** START OF Records shown **

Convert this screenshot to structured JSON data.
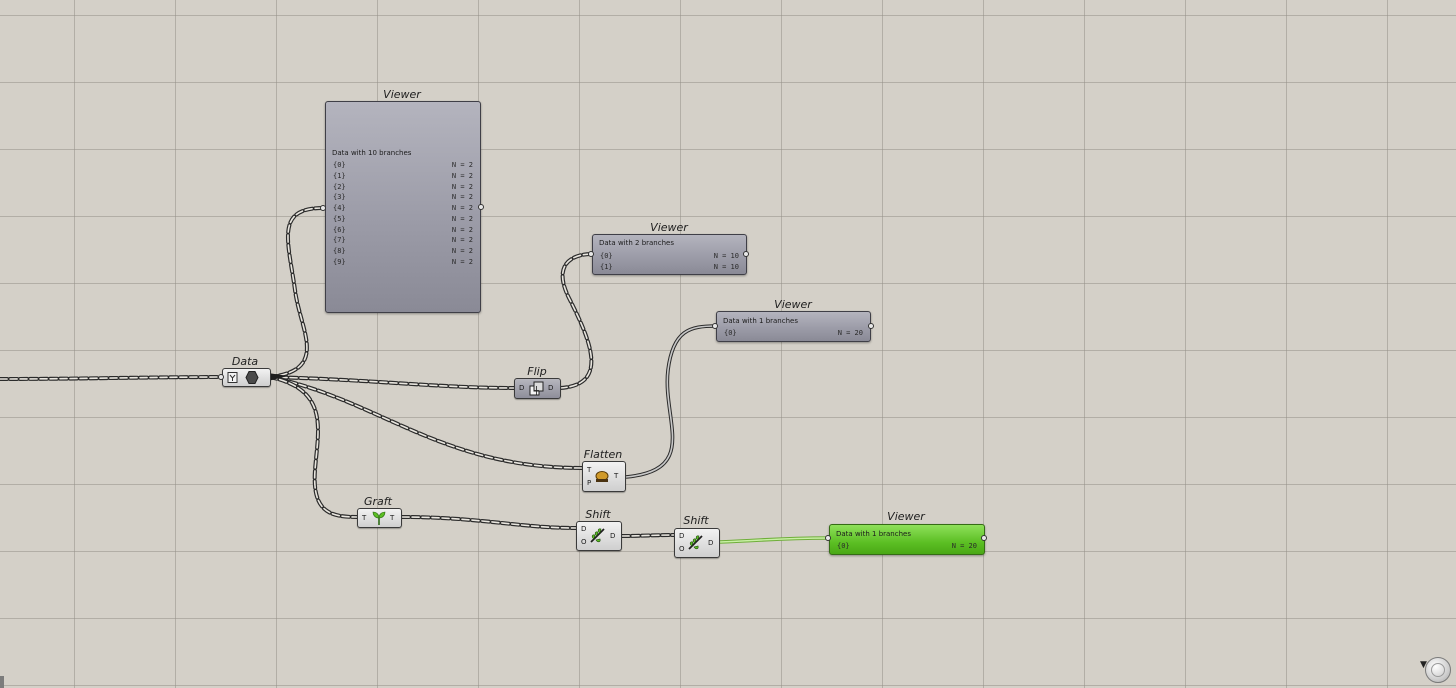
{
  "canvas": {
    "background": "#d4d0c8",
    "wire_color": "#303030",
    "green_wire": "#7fcf3a"
  },
  "viewer_main": {
    "title": "Viewer",
    "header": "Data with 10 branches",
    "rows": [
      {
        "path": "{0}",
        "count": "N = 2"
      },
      {
        "path": "{1}",
        "count": "N = 2"
      },
      {
        "path": "{2}",
        "count": "N = 2"
      },
      {
        "path": "{3}",
        "count": "N = 2"
      },
      {
        "path": "{4}",
        "count": "N = 2"
      },
      {
        "path": "{5}",
        "count": "N = 2"
      },
      {
        "path": "{6}",
        "count": "N = 2"
      },
      {
        "path": "{7}",
        "count": "N = 2"
      },
      {
        "path": "{8}",
        "count": "N = 2"
      },
      {
        "path": "{9}",
        "count": "N = 2"
      }
    ]
  },
  "viewer_flip": {
    "title": "Viewer",
    "header": "Data with 2 branches",
    "rows": [
      {
        "path": "{0}",
        "count": "N = 10"
      },
      {
        "path": "{1}",
        "count": "N = 10"
      }
    ]
  },
  "viewer_flatten": {
    "title": "Viewer",
    "header": "Data with 1 branches",
    "rows": [
      {
        "path": "{0}",
        "count": "N = 20"
      }
    ]
  },
  "viewer_shift": {
    "title": "Viewer",
    "header": "Data with 1 branches",
    "rows": [
      {
        "path": "{0}",
        "count": "N = 20"
      }
    ],
    "color": "#5cbf24"
  },
  "components": {
    "data": {
      "title": "Data",
      "icon": "data-param-icon"
    },
    "flip": {
      "title": "Flip",
      "in": "D",
      "out": "D",
      "icon": "flip-matrix-icon"
    },
    "flatten": {
      "title": "Flatten",
      "in1": "T",
      "in2": "P",
      "out": "T",
      "icon": "flatten-tree-icon"
    },
    "graft": {
      "title": "Graft",
      "in": "T",
      "out": "T",
      "icon": "graft-tree-icon"
    },
    "shift1": {
      "title": "Shift",
      "in1": "D",
      "in2": "O",
      "out": "D",
      "icon": "shift-paths-icon"
    },
    "shift2": {
      "title": "Shift",
      "in1": "D",
      "in2": "O",
      "out": "D",
      "icon": "shift-paths-icon"
    }
  }
}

** END OF Records shown **

• Aim of the task: Retype the data above exactly; pictures are not part of the copy.

• The response:
Convert this screenshot to structured JSON data.
{
  "canvas": {
    "background": "#d4d0c8",
    "wire_color": "#303030",
    "green_wire": "#7fcf3a"
  },
  "viewer_main": {
    "title": "Viewer",
    "header": "Data with 10 branches",
    "rows": [
      {
        "path": "{0}",
        "count": "N = 2"
      },
      {
        "path": "{1}",
        "count": "N = 2"
      },
      {
        "path": "{2}",
        "count": "N = 2"
      },
      {
        "path": "{3}",
        "count": "N = 2"
      },
      {
        "path": "{4}",
        "count": "N = 2"
      },
      {
        "path": "{5}",
        "count": "N = 2"
      },
      {
        "path": "{6}",
        "count": "N = 2"
      },
      {
        "path": "{7}",
        "count": "N = 2"
      },
      {
        "path": "{8}",
        "count": "N = 2"
      },
      {
        "path": "{9}",
        "count": "N = 2"
      }
    ]
  },
  "viewer_flip": {
    "title": "Viewer",
    "header": "Data with 2 branches",
    "rows": [
      {
        "path": "{0}",
        "count": "N = 10"
      },
      {
        "path": "{1}",
        "count": "N = 10"
      }
    ]
  },
  "viewer_flatten": {
    "title": "Viewer",
    "header": "Data with 1 branches",
    "rows": [
      {
        "path": "{0}",
        "count": "N = 20"
      }
    ]
  },
  "viewer_shift": {
    "title": "Viewer",
    "header": "Data with 1 branches",
    "rows": [
      {
        "path": "{0}",
        "count": "N = 20"
      }
    ],
    "color": "#5cbf24"
  },
  "components": {
    "data": {
      "title": "Data",
      "icon": "data-param-icon"
    },
    "flip": {
      "title": "Flip",
      "in": "D",
      "out": "D",
      "icon": "flip-matrix-icon"
    },
    "flatten": {
      "title": "Flatten",
      "in1": "T",
      "in2": "P",
      "out": "T",
      "icon": "flatten-tree-icon"
    },
    "graft": {
      "title": "Graft",
      "in": "T",
      "out": "T",
      "icon": "graft-tree-icon"
    },
    "shift1": {
      "title": "Shift",
      "in1": "D",
      "in2": "O",
      "out": "D",
      "icon": "shift-paths-icon"
    },
    "shift2": {
      "title": "Shift",
      "in1": "D",
      "in2": "O",
      "out": "D",
      "icon": "shift-paths-icon"
    }
  }
}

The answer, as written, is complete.